What is being asked: Which rows below contain the string "Timer", with matching capitalization? Show each of them in full.

Layout element annotations:
>>>

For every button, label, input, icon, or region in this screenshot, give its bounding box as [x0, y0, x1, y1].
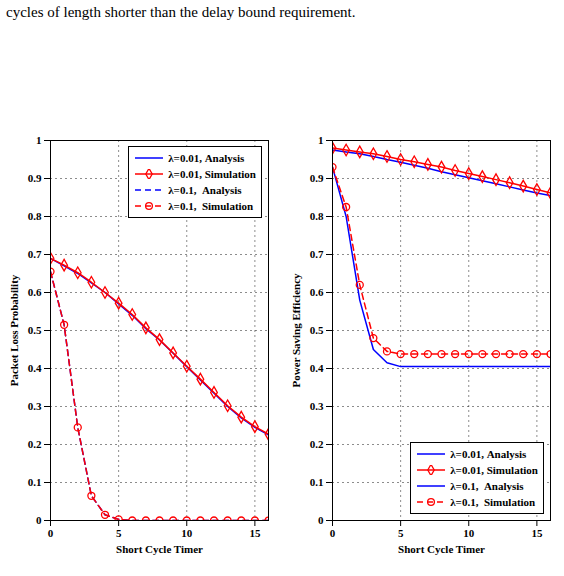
html-text:λ=0.1, Simulation: λ=0.1, Simulation	[168, 200, 254, 212]
svg-text:0.5: 0.5	[28, 324, 42, 336]
svg-text:1: 1	[36, 134, 42, 146]
svg-text:0.2: 0.2	[28, 438, 42, 450]
html-text:λ=0.01, Simulation: λ=0.01, Simulation	[168, 168, 256, 180]
svg-text:0.1: 0.1	[28, 476, 42, 488]
svg-text:Power Saving Efficiency: Power Saving Efficiency	[290, 273, 302, 388]
svg-text:10: 10	[463, 527, 475, 539]
svg-text:0.4: 0.4	[28, 362, 42, 374]
svg-text:0.1: 0.1	[310, 476, 324, 488]
svg-text:0.7: 0.7	[310, 248, 324, 260]
svg-text:0.3: 0.3	[310, 400, 324, 412]
svg-text:15: 15	[531, 527, 543, 539]
svg-text:0.2: 0.2	[310, 438, 324, 450]
html-text:λ=0.1, Simulation: λ=0.1, Simulation	[450, 496, 536, 508]
html-text:λ=0.1, Analysis: λ=0.1, Analysis	[450, 480, 524, 492]
svg-text:0: 0	[36, 514, 42, 526]
svg-text:1: 1	[318, 134, 324, 146]
svg-text:0.9: 0.9	[310, 172, 324, 184]
html-text:cycles of length shorter than: cycles of length shorter than the delay …	[6, 4, 356, 20]
svg-text:0.4: 0.4	[310, 362, 324, 374]
svg-text:0: 0	[330, 527, 336, 539]
svg-text:Packet Loss Probability: Packet Loss Probability	[8, 274, 20, 386]
html-text:λ=0.1, Analysis: λ=0.1, Analysis	[168, 184, 242, 196]
svg-text:0: 0	[318, 514, 324, 526]
html-text:λ=0.01, Analysis: λ=0.01, Analysis	[168, 152, 245, 164]
svg-text:0.3: 0.3	[28, 400, 42, 412]
svg-text:0.9: 0.9	[28, 172, 42, 184]
svg-text:0.7: 0.7	[28, 248, 42, 260]
svg-text:0: 0	[48, 527, 54, 539]
svg-text:0.8: 0.8	[310, 210, 324, 222]
svg-text:10: 10	[181, 527, 193, 539]
svg-text:0.8: 0.8	[28, 210, 42, 222]
svg-text:0.6: 0.6	[310, 286, 324, 298]
svg-text:Short Cycle Timer: Short Cycle Timer	[116, 543, 203, 555]
svg-text:0.5: 0.5	[310, 324, 324, 336]
svg-text:15: 15	[249, 527, 261, 539]
html-text:λ=0.01, Analysis: λ=0.01, Analysis	[450, 448, 527, 460]
svg-text:0.6: 0.6	[28, 286, 42, 298]
svg-text:Short Cycle Timer: Short Cycle Timer	[398, 543, 485, 555]
svg-text:5: 5	[398, 527, 404, 539]
html-text:λ=0.01, Simulation: λ=0.01, Simulation	[450, 464, 538, 476]
svg-text:5: 5	[116, 527, 122, 539]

<<<

Final result:
svg-text:Short Cycle Timer: Short Cycle Timer	[116, 543, 203, 555]
svg-text:Short Cycle Timer: Short Cycle Timer	[398, 543, 485, 555]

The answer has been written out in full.